[Begin Entries supplied]

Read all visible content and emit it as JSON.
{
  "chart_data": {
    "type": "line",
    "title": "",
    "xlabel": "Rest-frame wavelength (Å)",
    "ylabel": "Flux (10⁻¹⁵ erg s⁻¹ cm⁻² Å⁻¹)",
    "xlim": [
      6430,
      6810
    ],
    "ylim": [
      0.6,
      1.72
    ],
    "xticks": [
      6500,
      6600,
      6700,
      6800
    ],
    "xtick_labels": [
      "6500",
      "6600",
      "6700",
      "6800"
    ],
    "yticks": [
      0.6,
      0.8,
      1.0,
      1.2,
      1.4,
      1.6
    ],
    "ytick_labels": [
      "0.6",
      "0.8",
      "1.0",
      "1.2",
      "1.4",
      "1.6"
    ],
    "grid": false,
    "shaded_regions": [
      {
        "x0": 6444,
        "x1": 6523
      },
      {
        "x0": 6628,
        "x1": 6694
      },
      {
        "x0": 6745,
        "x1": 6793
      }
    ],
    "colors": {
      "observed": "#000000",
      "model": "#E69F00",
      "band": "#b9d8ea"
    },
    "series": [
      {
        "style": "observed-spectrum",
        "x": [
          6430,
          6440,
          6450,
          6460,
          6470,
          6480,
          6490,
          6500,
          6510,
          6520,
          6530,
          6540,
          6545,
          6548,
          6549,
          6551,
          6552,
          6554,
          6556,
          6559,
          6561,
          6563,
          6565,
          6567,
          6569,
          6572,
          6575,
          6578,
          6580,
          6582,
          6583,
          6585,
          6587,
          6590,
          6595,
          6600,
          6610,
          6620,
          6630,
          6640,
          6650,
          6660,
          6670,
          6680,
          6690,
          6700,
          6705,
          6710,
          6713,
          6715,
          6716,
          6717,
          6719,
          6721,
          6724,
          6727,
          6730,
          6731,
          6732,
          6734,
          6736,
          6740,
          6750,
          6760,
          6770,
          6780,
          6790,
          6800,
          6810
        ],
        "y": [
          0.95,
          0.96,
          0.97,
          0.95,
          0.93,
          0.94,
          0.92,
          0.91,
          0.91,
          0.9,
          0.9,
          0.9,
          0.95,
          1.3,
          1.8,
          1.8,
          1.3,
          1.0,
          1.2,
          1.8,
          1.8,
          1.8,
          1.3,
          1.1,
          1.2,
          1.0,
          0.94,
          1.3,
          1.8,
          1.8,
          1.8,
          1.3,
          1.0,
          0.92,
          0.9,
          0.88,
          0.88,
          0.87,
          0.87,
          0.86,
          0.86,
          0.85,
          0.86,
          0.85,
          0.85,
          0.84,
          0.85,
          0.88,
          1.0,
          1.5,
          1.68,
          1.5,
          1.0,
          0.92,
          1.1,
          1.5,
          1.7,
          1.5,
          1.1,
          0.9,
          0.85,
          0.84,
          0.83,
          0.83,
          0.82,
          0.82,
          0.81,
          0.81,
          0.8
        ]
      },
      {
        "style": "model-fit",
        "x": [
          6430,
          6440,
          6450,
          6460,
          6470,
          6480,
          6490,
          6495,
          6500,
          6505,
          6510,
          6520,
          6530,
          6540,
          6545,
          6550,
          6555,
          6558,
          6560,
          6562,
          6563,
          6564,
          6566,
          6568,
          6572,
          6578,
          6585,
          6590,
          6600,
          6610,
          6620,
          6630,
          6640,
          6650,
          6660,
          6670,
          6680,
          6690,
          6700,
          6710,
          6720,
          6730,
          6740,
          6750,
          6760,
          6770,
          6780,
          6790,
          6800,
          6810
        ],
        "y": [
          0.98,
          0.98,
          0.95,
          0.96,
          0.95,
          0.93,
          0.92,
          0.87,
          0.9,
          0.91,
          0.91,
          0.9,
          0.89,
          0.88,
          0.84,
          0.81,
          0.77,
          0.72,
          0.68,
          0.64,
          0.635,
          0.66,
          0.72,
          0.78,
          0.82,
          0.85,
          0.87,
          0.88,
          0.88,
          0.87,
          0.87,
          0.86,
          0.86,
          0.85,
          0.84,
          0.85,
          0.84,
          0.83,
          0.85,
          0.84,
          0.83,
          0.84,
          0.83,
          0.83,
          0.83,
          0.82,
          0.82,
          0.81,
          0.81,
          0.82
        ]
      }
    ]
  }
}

[End Entries supplied]

# Task directions
Using the exact wording, write out all of the records.

# The solution
Read all visible content and emit it as JSON.
{
  "chart_data": {
    "type": "line",
    "title": "",
    "xlabel": "Rest-frame wavelength (Å)",
    "ylabel": "Flux (10⁻¹⁵ erg s⁻¹ cm⁻² Å⁻¹)",
    "xlim": [
      6430,
      6810
    ],
    "ylim": [
      0.6,
      1.72
    ],
    "xticks": [
      6500,
      6600,
      6700,
      6800
    ],
    "xtick_labels": [
      "6500",
      "6600",
      "6700",
      "6800"
    ],
    "yticks": [
      0.6,
      0.8,
      1.0,
      1.2,
      1.4,
      1.6
    ],
    "ytick_labels": [
      "0.6",
      "0.8",
      "1.0",
      "1.2",
      "1.4",
      "1.6"
    ],
    "grid": false,
    "shaded_regions": [
      {
        "x0": 6444,
        "x1": 6523
      },
      {
        "x0": 6628,
        "x1": 6694
      },
      {
        "x0": 6745,
        "x1": 6793
      }
    ],
    "colors": {
      "observed": "#000000",
      "model": "#E69F00",
      "band": "#b9d8ea"
    },
    "series": [
      {
        "style": "observed-spectrum",
        "x": [
          6430,
          6440,
          6450,
          6460,
          6470,
          6480,
          6490,
          6500,
          6510,
          6520,
          6530,
          6540,
          6545,
          6548,
          6549,
          6551,
          6552,
          6554,
          6556,
          6559,
          6561,
          6563,
          6565,
          6567,
          6569,
          6572,
          6575,
          6578,
          6580,
          6582,
          6583,
          6585,
          6587,
          6590,
          6595,
          6600,
          6610,
          6620,
          6630,
          6640,
          6650,
          6660,
          6670,
          6680,
          6690,
          6700,
          6705,
          6710,
          6713,
          6715,
          6716,
          6717,
          6719,
          6721,
          6724,
          6727,
          6730,
          6731,
          6732,
          6734,
          6736,
          6740,
          6750,
          6760,
          6770,
          6780,
          6790,
          6800,
          6810
        ],
        "y": [
          0.95,
          0.96,
          0.97,
          0.95,
          0.93,
          0.94,
          0.92,
          0.91,
          0.91,
          0.9,
          0.9,
          0.9,
          0.95,
          1.3,
          1.8,
          1.8,
          1.3,
          1.0,
          1.2,
          1.8,
          1.8,
          1.8,
          1.3,
          1.1,
          1.2,
          1.0,
          0.94,
          1.3,
          1.8,
          1.8,
          1.8,
          1.3,
          1.0,
          0.92,
          0.9,
          0.88,
          0.88,
          0.87,
          0.87,
          0.86,
          0.86,
          0.85,
          0.86,
          0.85,
          0.85,
          0.84,
          0.85,
          0.88,
          1.0,
          1.5,
          1.68,
          1.5,
          1.0,
          0.92,
          1.1,
          1.5,
          1.7,
          1.5,
          1.1,
          0.9,
          0.85,
          0.84,
          0.83,
          0.83,
          0.82,
          0.82,
          0.81,
          0.81,
          0.8
        ]
      },
      {
        "style": "model-fit",
        "x": [
          6430,
          6440,
          6450,
          6460,
          6470,
          6480,
          6490,
          6495,
          6500,
          6505,
          6510,
          6520,
          6530,
          6540,
          6545,
          6550,
          6555,
          6558,
          6560,
          6562,
          6563,
          6564,
          6566,
          6568,
          6572,
          6578,
          6585,
          6590,
          6600,
          6610,
          6620,
          6630,
          6640,
          6650,
          6660,
          6670,
          6680,
          6690,
          6700,
          6710,
          6720,
          6730,
          6740,
          6750,
          6760,
          6770,
          6780,
          6790,
          6800,
          6810
        ],
        "y": [
          0.98,
          0.98,
          0.95,
          0.96,
          0.95,
          0.93,
          0.92,
          0.87,
          0.9,
          0.91,
          0.91,
          0.9,
          0.89,
          0.88,
          0.84,
          0.81,
          0.77,
          0.72,
          0.68,
          0.64,
          0.635,
          0.66,
          0.72,
          0.78,
          0.82,
          0.85,
          0.87,
          0.88,
          0.88,
          0.87,
          0.87,
          0.86,
          0.86,
          0.85,
          0.84,
          0.85,
          0.84,
          0.83,
          0.85,
          0.84,
          0.83,
          0.84,
          0.83,
          0.83,
          0.83,
          0.82,
          0.82,
          0.81,
          0.81,
          0.82
        ]
      }
    ]
  }
}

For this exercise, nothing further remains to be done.